[Dataset excerpts]
[START]

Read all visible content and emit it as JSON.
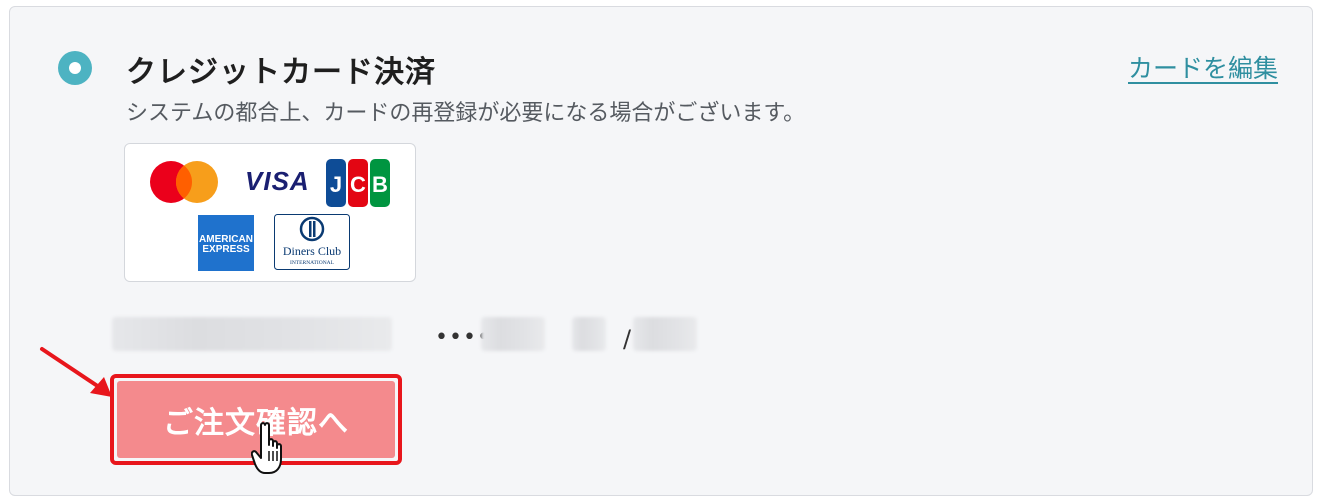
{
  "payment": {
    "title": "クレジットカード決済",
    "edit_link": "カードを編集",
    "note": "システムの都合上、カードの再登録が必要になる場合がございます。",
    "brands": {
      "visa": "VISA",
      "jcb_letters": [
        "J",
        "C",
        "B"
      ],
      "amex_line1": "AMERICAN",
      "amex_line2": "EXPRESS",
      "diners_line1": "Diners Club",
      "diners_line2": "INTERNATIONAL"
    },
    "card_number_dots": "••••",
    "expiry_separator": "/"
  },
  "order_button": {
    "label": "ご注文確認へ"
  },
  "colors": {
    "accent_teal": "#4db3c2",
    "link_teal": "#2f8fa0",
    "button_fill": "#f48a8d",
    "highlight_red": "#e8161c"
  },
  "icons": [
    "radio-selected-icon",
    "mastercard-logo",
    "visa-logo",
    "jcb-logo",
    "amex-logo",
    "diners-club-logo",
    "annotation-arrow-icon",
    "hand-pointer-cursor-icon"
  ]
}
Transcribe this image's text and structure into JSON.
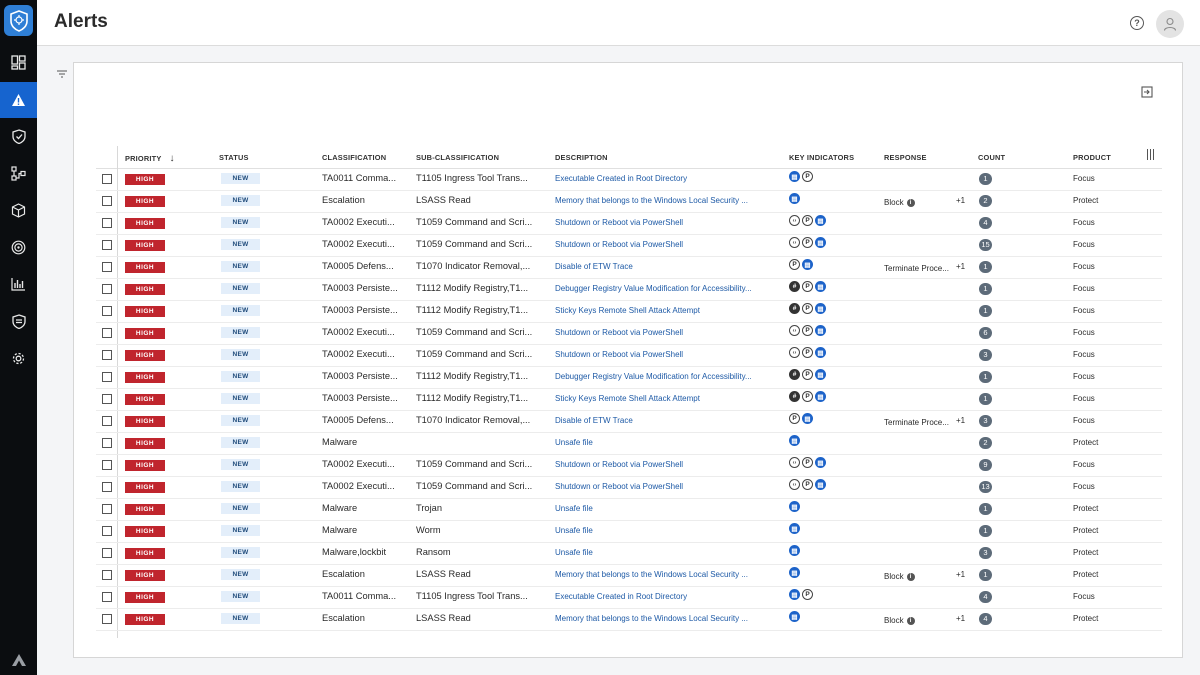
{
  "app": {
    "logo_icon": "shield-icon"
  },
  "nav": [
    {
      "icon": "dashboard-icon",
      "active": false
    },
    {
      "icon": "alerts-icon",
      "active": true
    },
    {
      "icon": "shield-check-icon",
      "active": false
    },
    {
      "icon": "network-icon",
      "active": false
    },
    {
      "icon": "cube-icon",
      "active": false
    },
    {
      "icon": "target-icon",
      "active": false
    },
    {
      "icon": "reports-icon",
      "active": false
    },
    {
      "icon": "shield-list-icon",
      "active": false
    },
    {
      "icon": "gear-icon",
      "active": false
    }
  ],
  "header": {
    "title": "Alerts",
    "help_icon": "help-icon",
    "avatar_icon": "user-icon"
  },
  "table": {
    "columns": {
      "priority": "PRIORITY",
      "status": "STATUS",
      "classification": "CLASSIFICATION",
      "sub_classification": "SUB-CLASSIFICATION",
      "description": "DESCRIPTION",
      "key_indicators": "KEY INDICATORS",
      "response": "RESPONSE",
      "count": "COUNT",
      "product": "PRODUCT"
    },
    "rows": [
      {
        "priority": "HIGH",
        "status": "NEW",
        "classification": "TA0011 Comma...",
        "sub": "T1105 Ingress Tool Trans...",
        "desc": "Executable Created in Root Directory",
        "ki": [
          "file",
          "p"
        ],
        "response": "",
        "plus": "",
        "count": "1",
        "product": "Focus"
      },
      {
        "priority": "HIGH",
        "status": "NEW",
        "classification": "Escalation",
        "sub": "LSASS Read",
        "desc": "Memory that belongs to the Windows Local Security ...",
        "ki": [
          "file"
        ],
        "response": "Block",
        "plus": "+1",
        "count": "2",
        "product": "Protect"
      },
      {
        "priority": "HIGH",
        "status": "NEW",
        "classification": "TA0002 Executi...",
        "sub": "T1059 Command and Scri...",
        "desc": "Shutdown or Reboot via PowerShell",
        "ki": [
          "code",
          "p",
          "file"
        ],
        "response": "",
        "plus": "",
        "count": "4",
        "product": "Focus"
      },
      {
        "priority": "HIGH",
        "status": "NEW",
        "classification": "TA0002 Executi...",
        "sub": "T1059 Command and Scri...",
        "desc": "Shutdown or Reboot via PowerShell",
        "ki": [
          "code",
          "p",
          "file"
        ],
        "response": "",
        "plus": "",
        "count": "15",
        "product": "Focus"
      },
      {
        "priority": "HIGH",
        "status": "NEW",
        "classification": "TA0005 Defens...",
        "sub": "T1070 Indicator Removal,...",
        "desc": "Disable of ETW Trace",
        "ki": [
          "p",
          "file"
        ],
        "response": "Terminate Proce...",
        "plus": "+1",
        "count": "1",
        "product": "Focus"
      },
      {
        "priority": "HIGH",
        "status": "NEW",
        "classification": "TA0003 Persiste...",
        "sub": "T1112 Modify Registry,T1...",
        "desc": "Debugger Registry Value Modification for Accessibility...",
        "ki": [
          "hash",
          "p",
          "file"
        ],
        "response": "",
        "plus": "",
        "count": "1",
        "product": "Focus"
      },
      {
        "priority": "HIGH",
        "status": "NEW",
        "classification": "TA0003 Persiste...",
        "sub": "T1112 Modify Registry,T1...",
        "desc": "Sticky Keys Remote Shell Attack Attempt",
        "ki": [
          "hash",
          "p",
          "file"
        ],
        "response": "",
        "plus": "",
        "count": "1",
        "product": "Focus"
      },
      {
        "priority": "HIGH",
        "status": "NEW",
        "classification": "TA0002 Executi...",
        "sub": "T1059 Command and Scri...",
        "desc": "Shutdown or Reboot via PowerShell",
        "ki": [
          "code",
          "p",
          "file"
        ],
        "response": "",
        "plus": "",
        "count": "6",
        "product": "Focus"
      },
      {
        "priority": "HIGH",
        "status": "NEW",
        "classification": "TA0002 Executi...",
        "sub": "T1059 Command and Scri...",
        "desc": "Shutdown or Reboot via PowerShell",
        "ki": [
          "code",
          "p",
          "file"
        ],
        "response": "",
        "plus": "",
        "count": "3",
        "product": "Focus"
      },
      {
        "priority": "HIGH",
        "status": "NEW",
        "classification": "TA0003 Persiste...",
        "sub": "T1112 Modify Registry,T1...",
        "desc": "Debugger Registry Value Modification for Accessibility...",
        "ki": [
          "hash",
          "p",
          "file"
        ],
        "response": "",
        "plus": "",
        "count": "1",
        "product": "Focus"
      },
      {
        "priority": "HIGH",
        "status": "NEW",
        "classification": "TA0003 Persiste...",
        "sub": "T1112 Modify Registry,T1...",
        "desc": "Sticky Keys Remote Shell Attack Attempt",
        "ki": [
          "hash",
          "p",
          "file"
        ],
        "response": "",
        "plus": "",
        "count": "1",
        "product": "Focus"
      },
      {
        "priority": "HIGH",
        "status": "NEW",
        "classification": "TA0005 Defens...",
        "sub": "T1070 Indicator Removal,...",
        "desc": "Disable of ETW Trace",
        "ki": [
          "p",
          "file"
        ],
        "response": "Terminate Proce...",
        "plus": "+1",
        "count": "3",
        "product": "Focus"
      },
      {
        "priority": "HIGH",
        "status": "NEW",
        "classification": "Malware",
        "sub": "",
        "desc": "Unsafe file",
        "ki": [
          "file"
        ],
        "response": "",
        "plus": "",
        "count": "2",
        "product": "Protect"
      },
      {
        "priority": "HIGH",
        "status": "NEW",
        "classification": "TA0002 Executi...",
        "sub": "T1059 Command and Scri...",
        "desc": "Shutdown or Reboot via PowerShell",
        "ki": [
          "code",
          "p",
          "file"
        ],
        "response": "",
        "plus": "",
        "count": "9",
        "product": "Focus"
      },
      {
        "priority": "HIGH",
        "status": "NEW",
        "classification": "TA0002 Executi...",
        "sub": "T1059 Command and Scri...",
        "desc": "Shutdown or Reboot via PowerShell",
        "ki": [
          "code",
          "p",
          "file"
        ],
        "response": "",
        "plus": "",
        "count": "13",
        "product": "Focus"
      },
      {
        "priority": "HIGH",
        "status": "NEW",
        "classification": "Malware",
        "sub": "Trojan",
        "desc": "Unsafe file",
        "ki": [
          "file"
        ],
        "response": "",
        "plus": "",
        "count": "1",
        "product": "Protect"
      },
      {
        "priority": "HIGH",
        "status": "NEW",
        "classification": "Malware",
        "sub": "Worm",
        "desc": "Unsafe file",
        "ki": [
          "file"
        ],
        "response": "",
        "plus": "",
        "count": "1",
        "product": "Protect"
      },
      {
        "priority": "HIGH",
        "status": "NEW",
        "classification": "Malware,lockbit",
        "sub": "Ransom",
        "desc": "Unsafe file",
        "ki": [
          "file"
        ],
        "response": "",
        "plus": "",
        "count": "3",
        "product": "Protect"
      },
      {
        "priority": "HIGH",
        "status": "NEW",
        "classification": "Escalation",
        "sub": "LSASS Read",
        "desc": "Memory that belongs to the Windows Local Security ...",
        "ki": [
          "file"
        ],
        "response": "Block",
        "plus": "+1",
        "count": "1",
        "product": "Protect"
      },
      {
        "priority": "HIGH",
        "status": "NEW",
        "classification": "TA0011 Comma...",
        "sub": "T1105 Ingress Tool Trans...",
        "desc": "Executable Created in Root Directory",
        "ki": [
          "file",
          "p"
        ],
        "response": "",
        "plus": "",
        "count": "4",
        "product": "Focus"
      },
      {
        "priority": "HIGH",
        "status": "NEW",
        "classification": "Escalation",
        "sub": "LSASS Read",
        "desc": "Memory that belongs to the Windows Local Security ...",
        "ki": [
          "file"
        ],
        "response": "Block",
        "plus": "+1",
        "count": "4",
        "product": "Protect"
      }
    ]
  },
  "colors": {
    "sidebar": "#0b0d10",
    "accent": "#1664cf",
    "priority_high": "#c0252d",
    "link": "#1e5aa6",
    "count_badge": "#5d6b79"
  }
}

[END]
[START]

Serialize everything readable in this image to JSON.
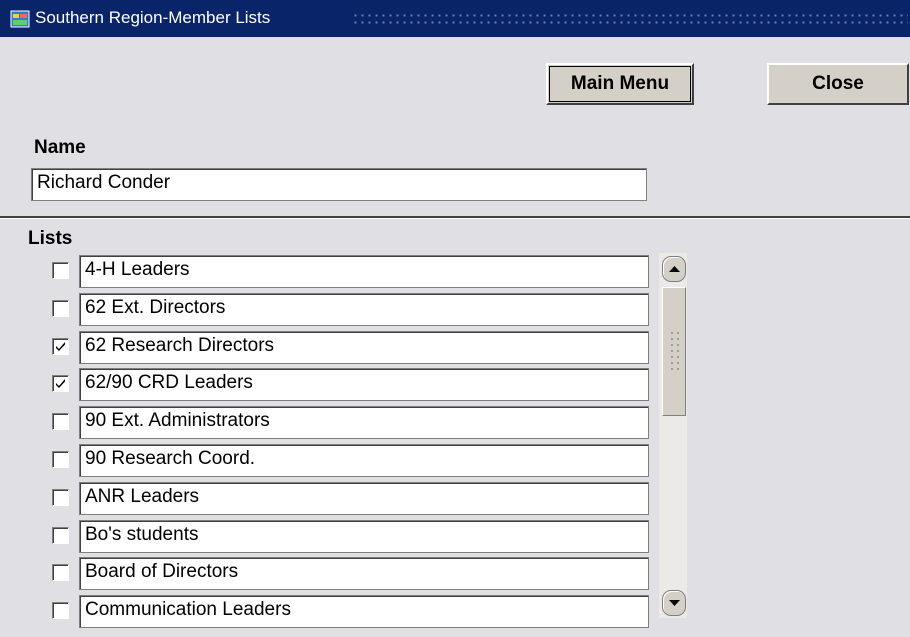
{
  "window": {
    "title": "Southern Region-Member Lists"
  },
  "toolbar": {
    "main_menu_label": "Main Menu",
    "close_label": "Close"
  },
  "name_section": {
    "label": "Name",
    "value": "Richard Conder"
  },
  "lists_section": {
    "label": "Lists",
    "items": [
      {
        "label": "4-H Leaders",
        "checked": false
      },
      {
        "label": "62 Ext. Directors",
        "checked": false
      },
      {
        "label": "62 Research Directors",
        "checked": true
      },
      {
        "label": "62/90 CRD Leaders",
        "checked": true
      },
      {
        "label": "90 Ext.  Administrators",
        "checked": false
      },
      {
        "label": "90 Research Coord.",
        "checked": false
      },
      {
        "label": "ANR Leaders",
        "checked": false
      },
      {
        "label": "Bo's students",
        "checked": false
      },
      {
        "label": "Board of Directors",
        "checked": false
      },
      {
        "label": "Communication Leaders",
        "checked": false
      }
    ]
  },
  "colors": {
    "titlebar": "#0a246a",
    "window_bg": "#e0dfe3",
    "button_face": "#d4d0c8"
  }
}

[END]
[START]

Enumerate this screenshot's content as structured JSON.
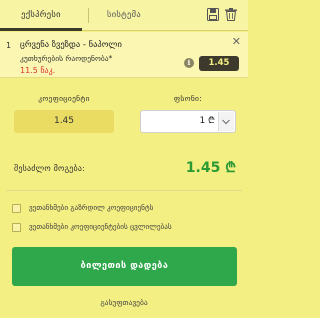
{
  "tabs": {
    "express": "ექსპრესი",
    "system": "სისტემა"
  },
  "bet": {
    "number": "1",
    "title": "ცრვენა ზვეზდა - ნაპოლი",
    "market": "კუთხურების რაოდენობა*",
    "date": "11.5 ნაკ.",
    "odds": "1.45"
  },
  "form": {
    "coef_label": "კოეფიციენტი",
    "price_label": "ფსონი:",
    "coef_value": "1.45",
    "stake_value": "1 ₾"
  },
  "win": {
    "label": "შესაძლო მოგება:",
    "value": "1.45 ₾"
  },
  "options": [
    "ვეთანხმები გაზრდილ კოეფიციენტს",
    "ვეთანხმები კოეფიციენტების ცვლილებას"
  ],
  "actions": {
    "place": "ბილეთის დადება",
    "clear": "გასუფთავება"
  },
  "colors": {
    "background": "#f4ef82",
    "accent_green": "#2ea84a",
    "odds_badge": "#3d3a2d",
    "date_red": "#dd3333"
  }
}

[END]

Pick out every line above that contains the word "image" and copy it.

Transcribe this image's text and structure into JSON.
Serialize everything readable in this image to JSON.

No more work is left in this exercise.